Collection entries
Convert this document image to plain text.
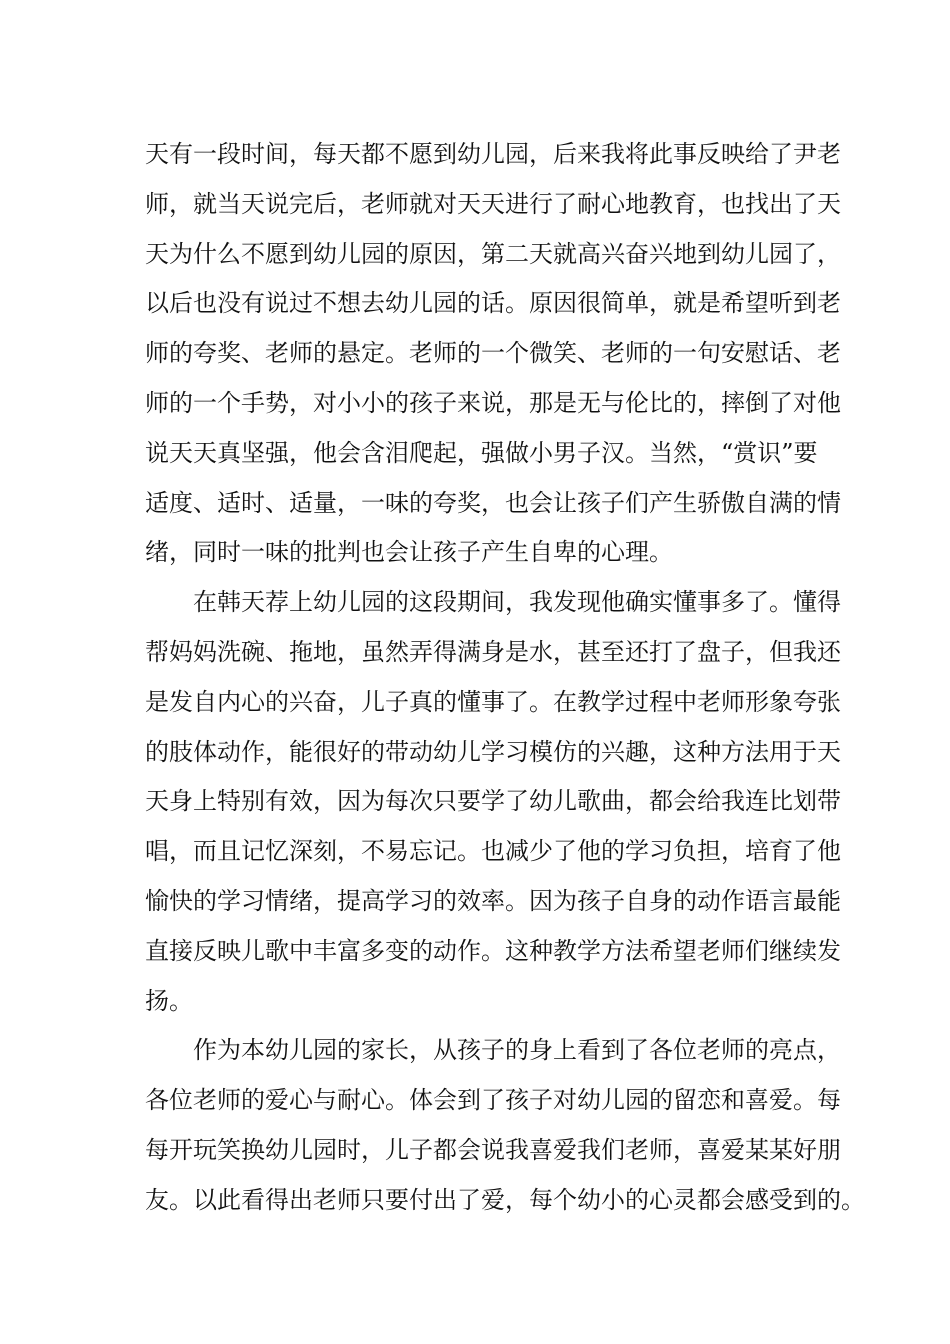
天有一段时间，每天都不愿到幼儿园，后来我将此事反映给了尹老
师，就当天说完后，老师就对天天进行了耐心地教育，也找出了天
天为什么不愿到幼儿园的原因，第二天就高兴奋兴地到幼儿园了，
以后也没有说过不想去幼儿园的话。原因很简单，就是希望听到老
师的夸奖、老师的悬定。老师的一个微笑、老师的一句安慰话、老
师的一个手势，对小小的孩子来说，那是无与伦比的，摔倒了对他
说天天真坚强，他会含泪爬起，强做小男子汉。当然，“赏识”要
适度、适时、适量，一味的夸奖，也会让孩子们产生骄傲自满的情
绪，同时一味的批判也会让孩子产生自卑的心理。
在韩天荐上幼儿园的这段期间，我发现他确实懂事多了。懂得
帮妈妈洗碗、拖地，虽然弄得满身是水，甚至还打了盘子，但我还
是发自内心的兴奋，儿子真的懂事了。在教学过程中老师形象夸张
的肢体动作，能很好的带动幼儿学习模仿的兴趣，这种方法用于天
天身上特别有效，因为每次只要学了幼儿歌曲，都会给我连比划带
唱，而且记忆深刻，不易忘记。也减少了他的学习负担，培育了他
愉快的学习情绪，提高学习的效率。因为孩子自身的动作语言最能
直接反映儿歌中丰富多变的动作。这种教学方法希望老师们继续发
扬。
作为本幼儿园的家长，从孩子的身上看到了各位老师的亮点，
各位老师的爱心与耐心。体会到了孩子对幼儿园的留恋和喜爱。每
每开玩笑换幼儿园时，儿子都会说我喜爱我们老师，喜爱某某好朋
友。以此看得出老师只要付出了爱，每个幼小的心灵都会感受到的。
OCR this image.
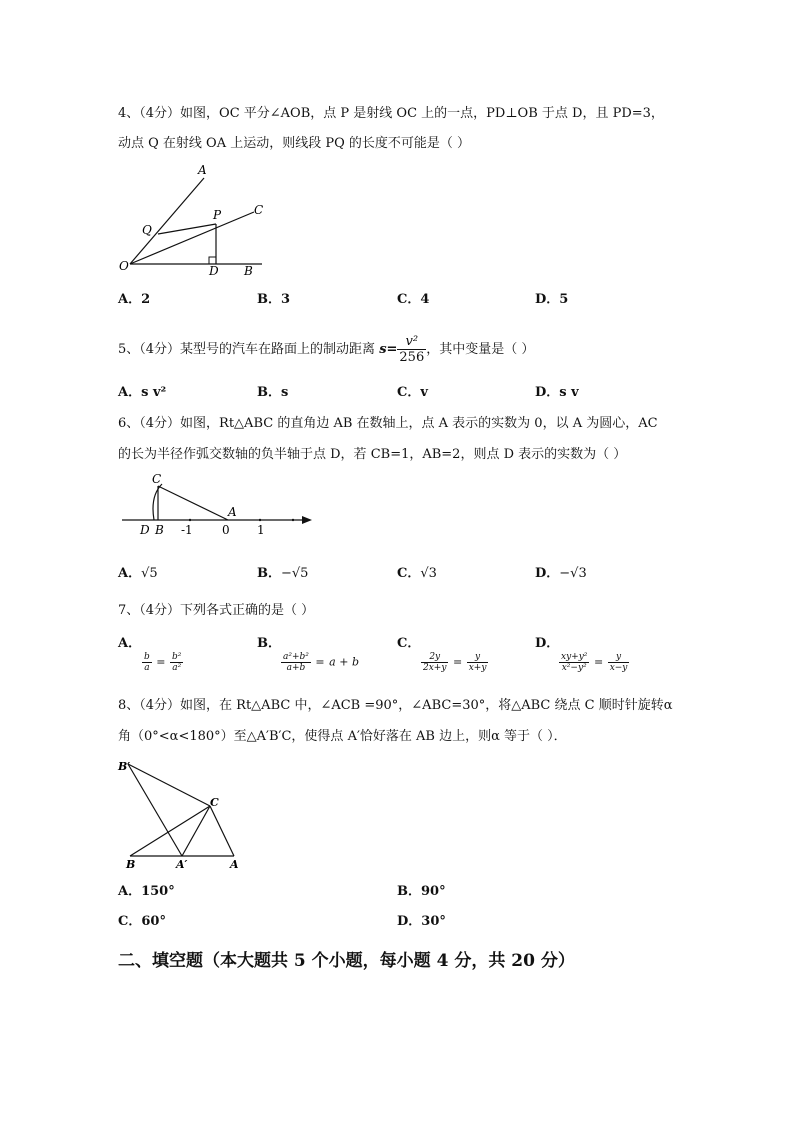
4、（4分）如图，OC 平分∠AOB，点 P 是射线 OC 上的一点，PD⊥OB 于点 D，且 PD=3，
动点 Q 在射线 OA 上运动，则线段 PQ 的长度不可能是（ ）
A
C
P
Q
O	D B
A．2	B．3	C．4	D．5
5、（4分）某型号的汽车在路面上的制动距离 $s= \frac{\text{v²}}{256}$ ，其中变量是（ ）
A．s v²	B．s	C．v	D．s v
6、（4分）如图，Rt△ABC 的直角边 AB 在数轴上，点 A 表示的实数为 0，以 A 为圆心，AC
的长为半径作弧交数轴的负半轴于点 D，若 CB=1，AB=2，则点 D 表示的实数为（ ）
C
D B -1
A
0 1
A．√5	B．−√5	C．√3	D．−√3
7、（4分）下列各式正确的是（ ）
A．
$\frac{b}{a} = \frac{\text{b²}}{\text{a²}}$
B．
$\frac{\text{a²+b²}}{a+b} = a + b$
C．
$\frac{2y}{2x+y} = \frac{y}{x+y}$
D．
$\frac{\text{xy+y²}}{\text{x²−y²}} = \frac{y}{x-y}$
8、（4分）如图，在 Rt△ABC 中，∠ACB =90°，∠ABC=30°，将△ABC 绕点 C 顺时针旋转α
角（0°<α<180°）至△A′B′C，使得点 A′恰好落在 AB 边上，则α 等于（ ）．
B′
C
B	A′	A
A．150°	B．90°
C．60°	D．30°
二、填空题（本大题共 5 个小题，每小题 4 分，共 20 分）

Task directions
Each entry should be repeated exactly as it appears; the pictures stay out.

Right answer
Convert this document image to plain text.
天有一段时间，每天都不愿到幼儿园，后来我将此事反映给了尹老
师，就当天说完后，老师就对天天进行了耐心地教育，也找出了天
天为什么不愿到幼儿园的原因，第二天就高兴奋兴地到幼儿园了，
以后也没有说过不想去幼儿园的话。原因很简单，就是希望听到老
师的夸奖、老师的悬定。老师的一个微笑、老师的一句安慰话、老
师的一个手势，对小小的孩子来说，那是无与伦比的，摔倒了对他
说天天真坚强，他会含泪爬起，强做小男子汉。当然，“赏识”要
适度、适时、适量，一味的夸奖，也会让孩子们产生骄傲自满的情
绪，同时一味的批判也会让孩子产生自卑的心理。
在韩天荐上幼儿园的这段期间，我发现他确实懂事多了。懂得
帮妈妈洗碗、拖地，虽然弄得满身是水，甚至还打了盘子，但我还
是发自内心的兴奋，儿子真的懂事了。在教学过程中老师形象夸张
的肢体动作，能很好的带动幼儿学习模仿的兴趣，这种方法用于天
天身上特别有效，因为每次只要学了幼儿歌曲，都会给我连比划带
唱，而且记忆深刻，不易忘记。也减少了他的学习负担，培育了他
愉快的学习情绪，提高学习的效率。因为孩子自身的动作语言最能
直接反映儿歌中丰富多变的动作。这种教学方法希望老师们继续发
扬。
作为本幼儿园的家长，从孩子的身上看到了各位老师的亮点，
各位老师的爱心与耐心。体会到了孩子对幼儿园的留恋和喜爱。每
每开玩笑换幼儿园时，儿子都会说我喜爱我们老师，喜爱某某好朋
友。以此看得出老师只要付出了爱，每个幼小的心灵都会感受到的。
OCR this image.
4、（4分）如图，OC 平分∠AOB，点 P 是射线 OC 上的一点，PD⊥OB 于点 D，且 PD=3，
动点 Q 在射线 OA 上运动，则线段 PQ 的长度不可能是（ ）
A
C
P
Q
O	D B
A．2	B．3	C．4	D．5
5、（4分）某型号的汽车在路面上的制动距离 $s= \frac{\text{v²}}{256}$ ，其中变量是（ ）
A．s v²	B．s	C．v	D．s v
6、（4分）如图，Rt△ABC 的直角边 AB 在数轴上，点 A 表示的实数为 0，以 A 为圆心，AC
的长为半径作弧交数轴的负半轴于点 D，若 CB=1，AB=2，则点 D 表示的实数为（ ）
C
D B -1
A
0 1
A．√5	B．−√5	C．√3	D．−√3
7、（4分）下列各式正确的是（ ）
A．
$\frac{b}{a} = \frac{\text{b²}}{\text{a²}}$
B．
$\frac{\text{a²+b²}}{a+b} = a + b$
C．
$\frac{2y}{2x+y} = \frac{y}{x+y}$
D．
$\frac{\text{xy+y²}}{\text{x²−y²}} = \frac{y}{x-y}$
8、（4分）如图，在 Rt△ABC 中，∠ACB =90°，∠ABC=30°，将△ABC 绕点 C 顺时针旋转α
角（0°<α<180°）至△A′B′C，使得点 A′恰好落在 AB 边上，则α 等于（ ）．
B′
C
B	A′	A
A．150°	B．90°
C．60°	D．30°
二、填空题（本大题共 5 个小题，每小题 4 分，共 20 分）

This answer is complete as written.